## TASK BRIEF
Exactly as written, please set down all of the entries again, with no pictures.

## SUPPLIED INFORMATION
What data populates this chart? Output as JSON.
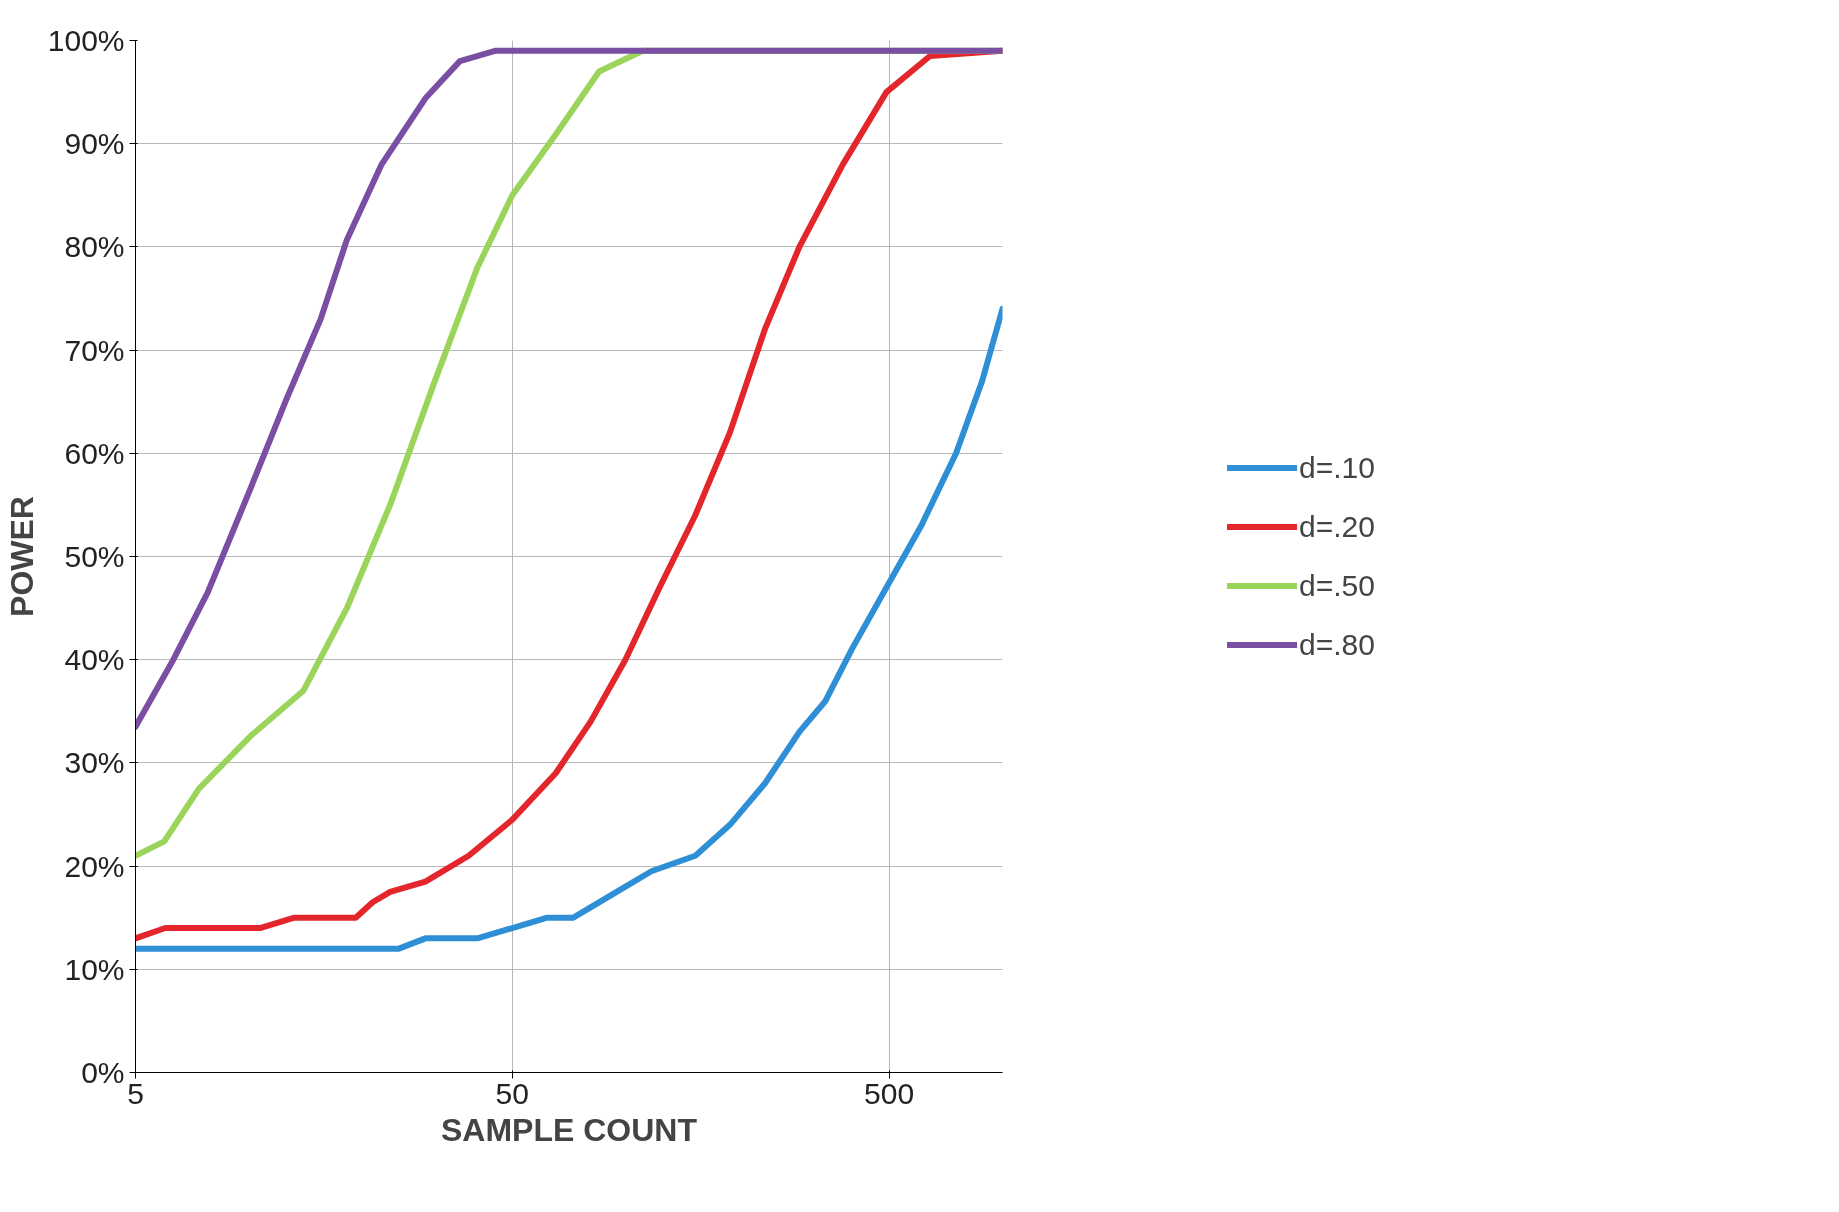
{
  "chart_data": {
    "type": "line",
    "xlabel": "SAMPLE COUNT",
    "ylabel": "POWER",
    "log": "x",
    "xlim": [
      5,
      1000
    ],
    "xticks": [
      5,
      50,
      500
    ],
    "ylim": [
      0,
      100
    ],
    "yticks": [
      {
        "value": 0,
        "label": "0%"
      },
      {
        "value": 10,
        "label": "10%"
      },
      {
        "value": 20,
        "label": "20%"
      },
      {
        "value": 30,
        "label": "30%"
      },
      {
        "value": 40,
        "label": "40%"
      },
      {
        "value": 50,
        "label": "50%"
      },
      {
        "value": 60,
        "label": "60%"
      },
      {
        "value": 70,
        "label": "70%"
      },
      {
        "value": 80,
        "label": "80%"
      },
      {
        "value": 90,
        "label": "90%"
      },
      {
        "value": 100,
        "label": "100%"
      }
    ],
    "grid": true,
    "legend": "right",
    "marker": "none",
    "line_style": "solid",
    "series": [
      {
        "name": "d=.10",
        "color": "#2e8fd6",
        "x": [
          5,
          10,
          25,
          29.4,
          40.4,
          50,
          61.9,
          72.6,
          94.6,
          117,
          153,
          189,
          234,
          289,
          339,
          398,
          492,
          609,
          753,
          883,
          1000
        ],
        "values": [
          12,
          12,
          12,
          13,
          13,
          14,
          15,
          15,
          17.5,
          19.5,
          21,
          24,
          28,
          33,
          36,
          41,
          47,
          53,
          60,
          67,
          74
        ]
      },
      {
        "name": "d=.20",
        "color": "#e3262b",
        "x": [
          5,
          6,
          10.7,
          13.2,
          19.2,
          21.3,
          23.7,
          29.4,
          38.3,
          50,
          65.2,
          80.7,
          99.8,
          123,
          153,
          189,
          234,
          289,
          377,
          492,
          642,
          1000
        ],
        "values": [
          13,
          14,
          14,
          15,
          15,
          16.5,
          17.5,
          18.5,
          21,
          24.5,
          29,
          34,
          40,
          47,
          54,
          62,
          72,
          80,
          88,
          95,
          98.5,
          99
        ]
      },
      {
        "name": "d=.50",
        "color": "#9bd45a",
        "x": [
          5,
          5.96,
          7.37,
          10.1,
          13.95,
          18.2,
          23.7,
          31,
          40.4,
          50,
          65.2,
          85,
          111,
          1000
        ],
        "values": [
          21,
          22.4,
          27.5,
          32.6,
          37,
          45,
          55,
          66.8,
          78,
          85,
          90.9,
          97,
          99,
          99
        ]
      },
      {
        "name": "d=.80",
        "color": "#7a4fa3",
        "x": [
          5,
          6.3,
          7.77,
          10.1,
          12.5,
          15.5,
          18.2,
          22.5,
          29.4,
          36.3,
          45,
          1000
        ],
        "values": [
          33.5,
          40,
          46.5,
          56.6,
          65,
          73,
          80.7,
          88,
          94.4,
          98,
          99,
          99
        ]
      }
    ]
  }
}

## SOLUTION FOR THIS TASK
What data populates this chart? Output as JSON.
{
  "chart_data": {
    "type": "line",
    "xlabel": "SAMPLE COUNT",
    "ylabel": "POWER",
    "log": "x",
    "xlim": [
      5,
      1000
    ],
    "xticks": [
      5,
      50,
      500
    ],
    "ylim": [
      0,
      100
    ],
    "yticks": [
      {
        "value": 0,
        "label": "0%"
      },
      {
        "value": 10,
        "label": "10%"
      },
      {
        "value": 20,
        "label": "20%"
      },
      {
        "value": 30,
        "label": "30%"
      },
      {
        "value": 40,
        "label": "40%"
      },
      {
        "value": 50,
        "label": "50%"
      },
      {
        "value": 60,
        "label": "60%"
      },
      {
        "value": 70,
        "label": "70%"
      },
      {
        "value": 80,
        "label": "80%"
      },
      {
        "value": 90,
        "label": "90%"
      },
      {
        "value": 100,
        "label": "100%"
      }
    ],
    "grid": true,
    "legend": "right",
    "marker": "none",
    "line_style": "solid",
    "series": [
      {
        "name": "d=.10",
        "color": "#2e8fd6",
        "x": [
          5,
          10,
          25,
          29.4,
          40.4,
          50,
          61.9,
          72.6,
          94.6,
          117,
          153,
          189,
          234,
          289,
          339,
          398,
          492,
          609,
          753,
          883,
          1000
        ],
        "values": [
          12,
          12,
          12,
          13,
          13,
          14,
          15,
          15,
          17.5,
          19.5,
          21,
          24,
          28,
          33,
          36,
          41,
          47,
          53,
          60,
          67,
          74
        ]
      },
      {
        "name": "d=.20",
        "color": "#e3262b",
        "x": [
          5,
          6,
          10.7,
          13.2,
          19.2,
          21.3,
          23.7,
          29.4,
          38.3,
          50,
          65.2,
          80.7,
          99.8,
          123,
          153,
          189,
          234,
          289,
          377,
          492,
          642,
          1000
        ],
        "values": [
          13,
          14,
          14,
          15,
          15,
          16.5,
          17.5,
          18.5,
          21,
          24.5,
          29,
          34,
          40,
          47,
          54,
          62,
          72,
          80,
          88,
          95,
          98.5,
          99
        ]
      },
      {
        "name": "d=.50",
        "color": "#9bd45a",
        "x": [
          5,
          5.96,
          7.37,
          10.1,
          13.95,
          18.2,
          23.7,
          31,
          40.4,
          50,
          65.2,
          85,
          111,
          1000
        ],
        "values": [
          21,
          22.4,
          27.5,
          32.6,
          37,
          45,
          55,
          66.8,
          78,
          85,
          90.9,
          97,
          99,
          99
        ]
      },
      {
        "name": "d=.80",
        "color": "#7a4fa3",
        "x": [
          5,
          6.3,
          7.77,
          10.1,
          12.5,
          15.5,
          18.2,
          22.5,
          29.4,
          36.3,
          45,
          1000
        ],
        "values": [
          33.5,
          40,
          46.5,
          56.6,
          65,
          73,
          80.7,
          88,
          94.4,
          98,
          99,
          99
        ]
      }
    ]
  }
}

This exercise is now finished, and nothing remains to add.